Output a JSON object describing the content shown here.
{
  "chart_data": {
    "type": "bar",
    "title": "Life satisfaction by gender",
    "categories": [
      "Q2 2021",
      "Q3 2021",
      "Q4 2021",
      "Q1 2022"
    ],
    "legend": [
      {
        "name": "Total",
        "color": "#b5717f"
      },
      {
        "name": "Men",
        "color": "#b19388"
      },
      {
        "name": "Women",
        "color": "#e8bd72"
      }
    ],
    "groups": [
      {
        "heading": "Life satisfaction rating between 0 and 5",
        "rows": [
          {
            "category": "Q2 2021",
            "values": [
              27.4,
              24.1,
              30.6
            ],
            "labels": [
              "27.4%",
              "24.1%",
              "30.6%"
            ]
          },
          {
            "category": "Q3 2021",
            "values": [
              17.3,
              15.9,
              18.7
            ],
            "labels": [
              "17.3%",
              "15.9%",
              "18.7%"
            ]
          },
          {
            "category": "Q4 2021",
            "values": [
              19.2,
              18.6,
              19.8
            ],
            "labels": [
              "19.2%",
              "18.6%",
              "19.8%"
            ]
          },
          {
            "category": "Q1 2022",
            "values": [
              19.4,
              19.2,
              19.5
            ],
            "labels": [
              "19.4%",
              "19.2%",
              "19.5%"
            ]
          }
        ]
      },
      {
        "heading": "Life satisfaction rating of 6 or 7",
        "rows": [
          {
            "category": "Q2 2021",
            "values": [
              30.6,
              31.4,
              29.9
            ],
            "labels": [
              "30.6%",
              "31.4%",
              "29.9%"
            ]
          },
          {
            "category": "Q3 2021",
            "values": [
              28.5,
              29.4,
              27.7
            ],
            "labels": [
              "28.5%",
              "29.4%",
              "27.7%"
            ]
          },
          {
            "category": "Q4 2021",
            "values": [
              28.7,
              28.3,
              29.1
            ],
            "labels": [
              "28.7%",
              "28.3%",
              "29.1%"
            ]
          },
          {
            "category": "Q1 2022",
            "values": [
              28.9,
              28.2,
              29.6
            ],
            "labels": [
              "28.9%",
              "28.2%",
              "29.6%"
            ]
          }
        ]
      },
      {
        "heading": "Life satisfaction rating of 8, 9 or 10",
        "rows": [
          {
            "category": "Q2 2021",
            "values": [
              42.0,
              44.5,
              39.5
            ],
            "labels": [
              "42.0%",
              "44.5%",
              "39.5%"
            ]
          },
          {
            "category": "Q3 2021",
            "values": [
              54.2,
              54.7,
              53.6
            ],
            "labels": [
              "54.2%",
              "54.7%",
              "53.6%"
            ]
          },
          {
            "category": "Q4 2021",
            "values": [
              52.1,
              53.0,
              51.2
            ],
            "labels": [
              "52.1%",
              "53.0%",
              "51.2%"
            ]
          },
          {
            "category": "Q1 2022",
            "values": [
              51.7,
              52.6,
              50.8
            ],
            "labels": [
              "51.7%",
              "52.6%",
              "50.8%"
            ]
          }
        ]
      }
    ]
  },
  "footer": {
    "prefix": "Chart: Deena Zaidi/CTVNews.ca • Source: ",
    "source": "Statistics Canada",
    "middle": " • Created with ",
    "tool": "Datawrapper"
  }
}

* * * * * * * * *

**What to do**
Scan the listing above. Gather each line that contains the word "heading".

**Solution to this exercise**
        "heading": "Life satisfaction rating between 0 and 5",
        "heading": "Life satisfaction rating of 6 or 7",
        "heading": "Life satisfaction rating of 8, 9 or 10",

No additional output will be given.